20 de ago. de 2016

O amor conjugal

O amor conjugal é o amor que une os esposos, santificado, enriquecido e iluminado pela graça do sacramento do matrimônio. É uma união afetiva, espiritual e em comunhão com Deus, mas que reúne em si a ternura da amizade e a paixão erótica, capaz de subsistir mesmo quando os sentimentos e a paixão enfraquecem. Este amor forte, fruto do Espírito Santo, é reflexo da aliança indestrutível entre Cristo e a humanidade que culminou na entrega até ao fim na cruz. O Espírito, que o Senhor infunde, dá um coração novo e torna o homem e a mulher capazes de se amarem como Cristo nos amou. 
O matrimônio é o ícone do amor de Deus por nós. Com efeito, também Deus é comunhão: as três Pessoas – Pai, Filho e Espírito Santo – vivem desde sempre e para sempre em unidade perfeita. É precisamente nisto que consiste o mistério do matrimônio: dos dois esposos, Deus faz uma só existência. Isto tem consequências muito concretas na vida do dia-a-dia, porque, em virtude do sacramento, os esposos são investidos numa autêntica missão, para que possam tornar visível, a partir das realidades simples e ordinárias, o amor com que Cristo ama a sua Igreja, continuando a dar a vida por ela.

• DADOS FORNECIDOS:
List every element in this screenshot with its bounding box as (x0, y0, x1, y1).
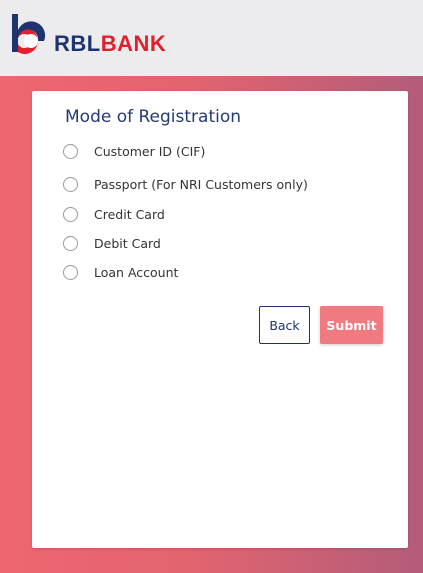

• TAREFA BREVE 1:
Enumere as Pessoas divinas que o texto sobre o amor conjugal indica como vivendo em unidade perfeita.
• TAREFA BREVE 2:
Dê continuidade ao texto sobre o amor conjugal a partir do ponto em que ele termina.

• RESPOSTA ESCRITA 1:
Pai, Filho e Espírito Santo.

• RESPOSTA ESCRITA 2:
A vida toda, tudo em comum
O casamento é uma união que busca do bem do outro, reciprocidade, intimidade, ternura, estabilidade e uma semelhança entre os dois que se vai construindo com a vida partilhada. O matrimônio acrescenta a tudo isso uma exclusividade indissolúvel, que se expressa no projeto estável de partilhar e construir juntos toda a existência. Estes e outros sinais mostram que, na própria natureza do amor conjugal, existe a abertura ao definitivo. É uma aliança diante de Deus, que exige fidelidade: O Senhor constituiu-Se testemunha entre ti e a esposa da tua juventude, aquela que tu atraiçoaste, embora ela fosse a tua companheira e aquela com quem fizeste aliança. Ninguém atraiçoe a mulher da sua juventude, porque Eu odeio o divórcio (Ml 2, 14.15-16).
Um amor frágil cede à cultura do provisório, que impede um processo constante de crescimento. Mas prometer um amor que dure para sempre é possível, quando se descobre um desígnio maior que os próprios projetos, que nos sustenta e permite doar o futuro inteiro à pessoa amada. Para que este amor possa atravessar todas as provações e manter-se fiel contra tudo, requer-se o dom da graça que o fortalece e eleva. Como dizia São Roberto Belarmino, “o fato de um só se unir com uma só num vínculo indissolúvel, de modo que não possam separar-se, sejam quais forem as dificuldades, e mesmo quando se perdeu a esperança da prole, isto não pode acontecer sem um grande mistério”.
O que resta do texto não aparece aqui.